Extracted records

****

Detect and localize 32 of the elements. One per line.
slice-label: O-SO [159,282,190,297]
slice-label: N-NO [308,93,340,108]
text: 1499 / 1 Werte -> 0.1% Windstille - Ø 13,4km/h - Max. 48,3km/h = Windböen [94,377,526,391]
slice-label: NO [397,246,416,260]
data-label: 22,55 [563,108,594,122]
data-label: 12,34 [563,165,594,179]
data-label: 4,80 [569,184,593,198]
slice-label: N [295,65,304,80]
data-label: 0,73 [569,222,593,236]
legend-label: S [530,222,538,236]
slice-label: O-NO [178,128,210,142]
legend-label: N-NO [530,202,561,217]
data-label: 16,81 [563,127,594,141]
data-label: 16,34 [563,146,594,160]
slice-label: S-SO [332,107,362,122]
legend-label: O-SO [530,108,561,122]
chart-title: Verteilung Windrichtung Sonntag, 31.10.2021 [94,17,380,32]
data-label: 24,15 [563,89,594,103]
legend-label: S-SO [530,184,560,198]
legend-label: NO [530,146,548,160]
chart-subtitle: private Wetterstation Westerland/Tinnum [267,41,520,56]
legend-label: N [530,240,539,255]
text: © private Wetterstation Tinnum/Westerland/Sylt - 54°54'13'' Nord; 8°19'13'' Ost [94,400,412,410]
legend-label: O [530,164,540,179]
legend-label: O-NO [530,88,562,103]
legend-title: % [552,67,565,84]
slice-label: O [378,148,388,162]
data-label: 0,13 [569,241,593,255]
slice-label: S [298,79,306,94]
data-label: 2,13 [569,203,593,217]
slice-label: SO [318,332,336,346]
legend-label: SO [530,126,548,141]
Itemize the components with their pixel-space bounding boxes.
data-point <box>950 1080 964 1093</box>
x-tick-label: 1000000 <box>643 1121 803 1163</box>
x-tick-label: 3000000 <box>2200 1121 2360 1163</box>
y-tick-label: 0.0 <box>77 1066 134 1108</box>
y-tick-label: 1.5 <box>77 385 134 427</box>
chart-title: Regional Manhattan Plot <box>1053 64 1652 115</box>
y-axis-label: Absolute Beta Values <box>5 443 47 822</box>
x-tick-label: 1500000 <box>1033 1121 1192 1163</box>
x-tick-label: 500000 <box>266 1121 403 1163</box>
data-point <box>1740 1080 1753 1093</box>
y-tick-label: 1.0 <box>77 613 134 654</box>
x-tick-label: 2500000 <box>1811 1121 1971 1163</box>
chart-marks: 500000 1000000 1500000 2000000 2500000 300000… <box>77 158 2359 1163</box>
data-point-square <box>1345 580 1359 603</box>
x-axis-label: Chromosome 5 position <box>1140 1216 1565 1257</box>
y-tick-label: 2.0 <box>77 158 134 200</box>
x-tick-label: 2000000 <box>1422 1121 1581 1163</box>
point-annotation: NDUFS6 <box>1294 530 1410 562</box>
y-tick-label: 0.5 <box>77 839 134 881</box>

****

▸ **PROBLEM REQUIREMENTS**
Update the records above, from their first line up to and including the line with "slice-label: NO [397,246,416,260]", by replacing "slice-label" with "sector-label" throughout and leaving everything else unchanged. Return only those lines.

▸ **EXERCISE SOLUTION**
Detect and localize 32 of the elements. One per line.
sector-label: O-SO [159,282,190,297]
sector-label: N-NO [308,93,340,108]
text: 1499 / 1 Werte -> 0.1% Windstille - Ø 13,4km/h - Max. 48,3km/h = Windböen [94,377,526,391]
sector-label: NO [397,246,416,260]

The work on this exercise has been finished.